* **What is asked**
Write out the entries again exactly as they are given.

Data entries for graphics
[Begin]

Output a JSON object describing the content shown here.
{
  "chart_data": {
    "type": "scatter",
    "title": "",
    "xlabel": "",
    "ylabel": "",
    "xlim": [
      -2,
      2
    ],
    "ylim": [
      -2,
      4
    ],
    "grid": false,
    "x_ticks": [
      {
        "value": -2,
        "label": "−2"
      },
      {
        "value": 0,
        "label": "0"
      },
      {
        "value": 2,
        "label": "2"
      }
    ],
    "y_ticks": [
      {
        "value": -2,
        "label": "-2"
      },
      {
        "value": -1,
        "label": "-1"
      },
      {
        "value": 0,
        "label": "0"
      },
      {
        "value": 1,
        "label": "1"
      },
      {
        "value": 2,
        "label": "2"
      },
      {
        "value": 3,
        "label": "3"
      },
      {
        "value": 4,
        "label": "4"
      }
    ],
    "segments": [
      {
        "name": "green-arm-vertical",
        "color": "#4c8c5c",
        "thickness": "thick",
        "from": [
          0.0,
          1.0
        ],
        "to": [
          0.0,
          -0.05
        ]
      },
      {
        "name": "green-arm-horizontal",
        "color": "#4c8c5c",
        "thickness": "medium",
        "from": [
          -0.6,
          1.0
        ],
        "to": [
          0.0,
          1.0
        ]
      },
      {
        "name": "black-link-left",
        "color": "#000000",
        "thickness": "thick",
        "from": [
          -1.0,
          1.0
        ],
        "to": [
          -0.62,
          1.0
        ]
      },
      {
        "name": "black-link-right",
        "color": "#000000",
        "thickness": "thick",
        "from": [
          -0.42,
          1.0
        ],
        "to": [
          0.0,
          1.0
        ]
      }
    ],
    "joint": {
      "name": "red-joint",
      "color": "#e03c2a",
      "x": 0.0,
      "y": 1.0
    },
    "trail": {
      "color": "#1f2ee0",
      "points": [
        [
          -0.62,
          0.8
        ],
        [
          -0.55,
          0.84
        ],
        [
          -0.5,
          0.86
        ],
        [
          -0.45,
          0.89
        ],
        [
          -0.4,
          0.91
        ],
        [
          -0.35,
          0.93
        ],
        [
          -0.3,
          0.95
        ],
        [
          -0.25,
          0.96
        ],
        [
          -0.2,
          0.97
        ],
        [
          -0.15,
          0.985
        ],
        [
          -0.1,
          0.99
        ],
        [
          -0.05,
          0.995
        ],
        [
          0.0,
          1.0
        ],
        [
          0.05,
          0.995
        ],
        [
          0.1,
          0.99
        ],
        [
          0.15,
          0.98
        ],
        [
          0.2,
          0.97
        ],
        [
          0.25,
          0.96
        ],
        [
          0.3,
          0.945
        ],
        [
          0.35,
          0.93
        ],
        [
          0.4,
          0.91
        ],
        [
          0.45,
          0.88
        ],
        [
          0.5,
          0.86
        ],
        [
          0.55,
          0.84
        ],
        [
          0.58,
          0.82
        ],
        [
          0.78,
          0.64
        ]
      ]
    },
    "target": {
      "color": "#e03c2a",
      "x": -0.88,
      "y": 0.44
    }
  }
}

[End]

* **Solved exercise**
Output a JSON object describing the content shown here.
{
  "chart_data": {
    "type": "scatter",
    "title": "",
    "xlabel": "",
    "ylabel": "",
    "xlim": [
      -2,
      2
    ],
    "ylim": [
      -2,
      4
    ],
    "grid": false,
    "x_ticks": [
      {
        "value": -2,
        "label": "−2"
      },
      {
        "value": 0,
        "label": "0"
      },
      {
        "value": 2,
        "label": "2"
      }
    ],
    "y_ticks": [
      {
        "value": -2,
        "label": "-2"
      },
      {
        "value": -1,
        "label": "-1"
      },
      {
        "value": 0,
        "label": "0"
      },
      {
        "value": 1,
        "label": "1"
      },
      {
        "value": 2,
        "label": "2"
      },
      {
        "value": 3,
        "label": "3"
      },
      {
        "value": 4,
        "label": "4"
      }
    ],
    "segments": [
      {
        "name": "green-arm-vertical",
        "color": "#4c8c5c",
        "thickness": "thick",
        "from": [
          0.0,
          1.0
        ],
        "to": [
          0.0,
          -0.05
        ]
      },
      {
        "name": "green-arm-horizontal",
        "color": "#4c8c5c",
        "thickness": "medium",
        "from": [
          -0.6,
          1.0
        ],
        "to": [
          0.0,
          1.0
        ]
      },
      {
        "name": "black-link-left",
        "color": "#000000",
        "thickness": "thick",
        "from": [
          -1.0,
          1.0
        ],
        "to": [
          -0.62,
          1.0
        ]
      },
      {
        "name": "black-link-right",
        "color": "#000000",
        "thickness": "thick",
        "from": [
          -0.42,
          1.0
        ],
        "to": [
          0.0,
          1.0
        ]
      }
    ],
    "joint": {
      "name": "red-joint",
      "color": "#e03c2a",
      "x": 0.0,
      "y": 1.0
    },
    "trail": {
      "color": "#1f2ee0",
      "points": [
        [
          -0.62,
          0.8
        ],
        [
          -0.55,
          0.84
        ],
        [
          -0.5,
          0.86
        ],
        [
          -0.45,
          0.89
        ],
        [
          -0.4,
          0.91
        ],
        [
          -0.35,
          0.93
        ],
        [
          -0.3,
          0.95
        ],
        [
          -0.25,
          0.96
        ],
        [
          -0.2,
          0.97
        ],
        [
          -0.15,
          0.985
        ],
        [
          -0.1,
          0.99
        ],
        [
          -0.05,
          0.995
        ],
        [
          0.0,
          1.0
        ],
        [
          0.05,
          0.995
        ],
        [
          0.1,
          0.99
        ],
        [
          0.15,
          0.98
        ],
        [
          0.2,
          0.97
        ],
        [
          0.25,
          0.96
        ],
        [
          0.3,
          0.945
        ],
        [
          0.35,
          0.93
        ],
        [
          0.4,
          0.91
        ],
        [
          0.45,
          0.88
        ],
        [
          0.5,
          0.86
        ],
        [
          0.55,
          0.84
        ],
        [
          0.58,
          0.82
        ],
        [
          0.78,
          0.64
        ]
      ]
    },
    "target": {
      "color": "#e03c2a",
      "x": -0.88,
      "y": 0.44
    }
  }
}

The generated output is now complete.